- _Exercise_
Copy the listing below word for word, line by line, and leave out the pictures.

- _Rows_
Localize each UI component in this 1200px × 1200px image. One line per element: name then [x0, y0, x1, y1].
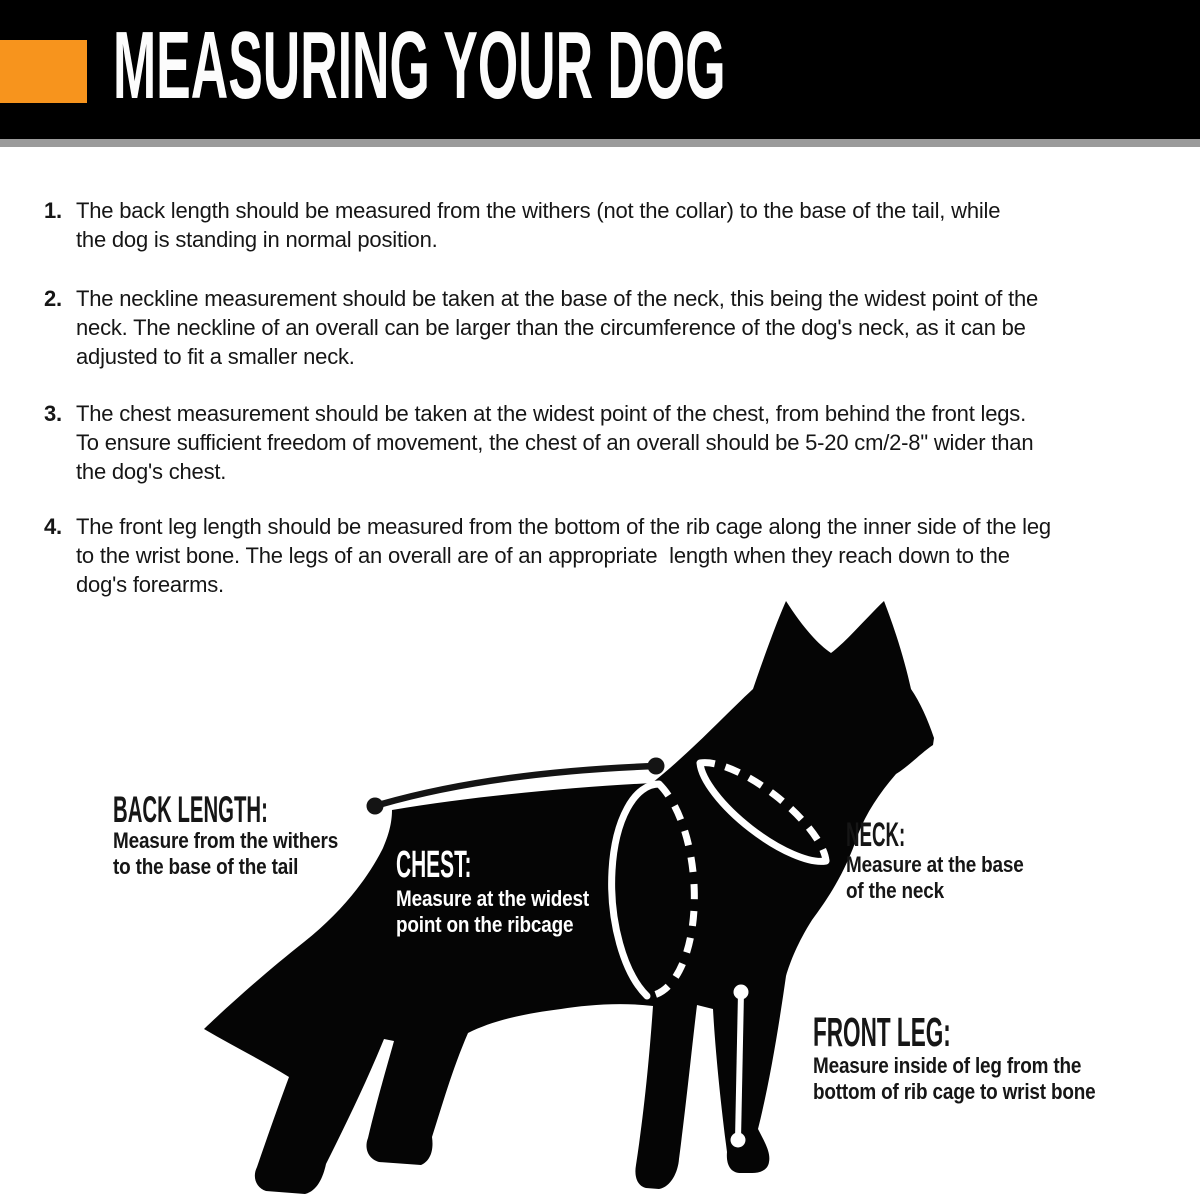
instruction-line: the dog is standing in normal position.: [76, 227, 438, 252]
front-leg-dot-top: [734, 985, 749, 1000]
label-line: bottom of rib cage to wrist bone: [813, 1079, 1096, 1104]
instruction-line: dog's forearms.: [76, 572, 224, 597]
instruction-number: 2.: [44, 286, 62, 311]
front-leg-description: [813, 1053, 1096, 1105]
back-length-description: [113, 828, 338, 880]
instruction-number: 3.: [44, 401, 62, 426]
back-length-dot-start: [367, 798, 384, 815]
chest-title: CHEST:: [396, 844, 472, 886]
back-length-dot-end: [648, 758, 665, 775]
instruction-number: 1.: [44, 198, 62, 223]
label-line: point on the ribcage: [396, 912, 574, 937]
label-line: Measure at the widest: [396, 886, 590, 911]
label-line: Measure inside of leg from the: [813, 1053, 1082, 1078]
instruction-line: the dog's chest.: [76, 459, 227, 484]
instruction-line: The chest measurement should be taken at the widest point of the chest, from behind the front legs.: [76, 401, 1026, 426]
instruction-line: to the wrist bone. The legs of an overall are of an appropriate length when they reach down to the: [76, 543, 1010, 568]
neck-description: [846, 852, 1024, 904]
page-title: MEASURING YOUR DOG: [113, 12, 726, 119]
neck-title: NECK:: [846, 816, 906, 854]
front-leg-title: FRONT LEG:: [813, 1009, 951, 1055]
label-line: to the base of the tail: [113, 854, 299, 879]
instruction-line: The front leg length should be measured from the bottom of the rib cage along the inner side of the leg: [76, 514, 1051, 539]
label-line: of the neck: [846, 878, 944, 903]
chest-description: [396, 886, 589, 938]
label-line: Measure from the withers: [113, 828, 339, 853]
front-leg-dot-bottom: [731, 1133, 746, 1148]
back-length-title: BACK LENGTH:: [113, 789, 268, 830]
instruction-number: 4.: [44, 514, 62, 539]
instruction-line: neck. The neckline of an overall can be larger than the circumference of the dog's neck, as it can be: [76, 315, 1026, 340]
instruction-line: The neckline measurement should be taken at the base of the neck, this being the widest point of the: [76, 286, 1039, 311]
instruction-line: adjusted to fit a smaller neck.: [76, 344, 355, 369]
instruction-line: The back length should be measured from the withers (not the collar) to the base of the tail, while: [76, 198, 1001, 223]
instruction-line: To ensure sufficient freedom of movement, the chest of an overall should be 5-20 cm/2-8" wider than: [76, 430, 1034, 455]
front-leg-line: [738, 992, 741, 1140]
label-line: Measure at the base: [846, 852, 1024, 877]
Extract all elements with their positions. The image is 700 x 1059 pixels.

- _Task answer_
Localize each UI component in this 1200px × 1200px image. One line per element: name then [x0, y0, x1, y1].
instruction-line: the dog is standing in normal position.: [76, 227, 438, 252]
front-leg-dot-top: [734, 985, 749, 1000]
label-line: bottom of rib cage to wrist bone: [813, 1079, 1096, 1104]
instruction-line: dog's forearms.: [76, 572, 224, 597]
instruction-number: 2.: [44, 286, 62, 311]
front-leg-description: [813, 1053, 1096, 1105]
back-length-description: [113, 828, 338, 880]
instruction-number: 3.: [44, 401, 62, 426]
back-length-dot-start: [367, 798, 384, 815]
chest-title: CHEST:: [396, 844, 472, 886]
back-length-dot-end: [648, 758, 665, 775]
instruction-number: 1.: [44, 198, 62, 223]
label-line: point on the ribcage: [396, 912, 574, 937]
label-line: Measure at the widest: [396, 886, 590, 911]
label-line: Measure inside of leg from the: [813, 1053, 1082, 1078]
instruction-line: the dog's chest.: [76, 459, 227, 484]
instruction-line: The chest measurement should be taken at the widest point of the chest, from behind the front legs.: [76, 401, 1026, 426]
instruction-line: to the wrist bone. The legs of an overall are of an appropriate length when they reach down to the: [76, 543, 1010, 568]
neck-description: [846, 852, 1024, 904]
page-title: MEASURING YOUR DOG: [113, 12, 726, 119]
neck-title: NECK:: [846, 816, 906, 854]
front-leg-title: FRONT LEG:: [813, 1009, 951, 1055]
label-line: to the base of the tail: [113, 854, 299, 879]
instruction-line: The front leg length should be measured from the bottom of the rib cage along the inner side of the leg: [76, 514, 1051, 539]
label-line: of the neck: [846, 878, 944, 903]
chest-description: [396, 886, 589, 938]
label-line: Measure from the withers: [113, 828, 339, 853]
front-leg-dot-bottom: [731, 1133, 746, 1148]
back-length-title: BACK LENGTH:: [113, 789, 268, 830]
instruction-number: 4.: [44, 514, 62, 539]
instruction-line: neck. The neckline of an overall can be larger than the circumference of the dog's neck, as it can be: [76, 315, 1026, 340]
instruction-line: The neckline measurement should be taken at the base of the neck, this being the widest point of the: [76, 286, 1039, 311]
instruction-line: adjusted to fit a smaller neck.: [76, 344, 355, 369]
instruction-line: The back length should be measured from the withers (not the collar) to the base of the tail, while: [76, 198, 1001, 223]
instruction-line: To ensure sufficient freedom of movement, the chest of an overall should be 5-20 cm/2-8" wider than: [76, 430, 1034, 455]
front-leg-line: [738, 992, 741, 1140]
label-line: Measure at the base: [846, 852, 1024, 877]
Extract all elements with their positions. The image is 700 x 1059 pixels.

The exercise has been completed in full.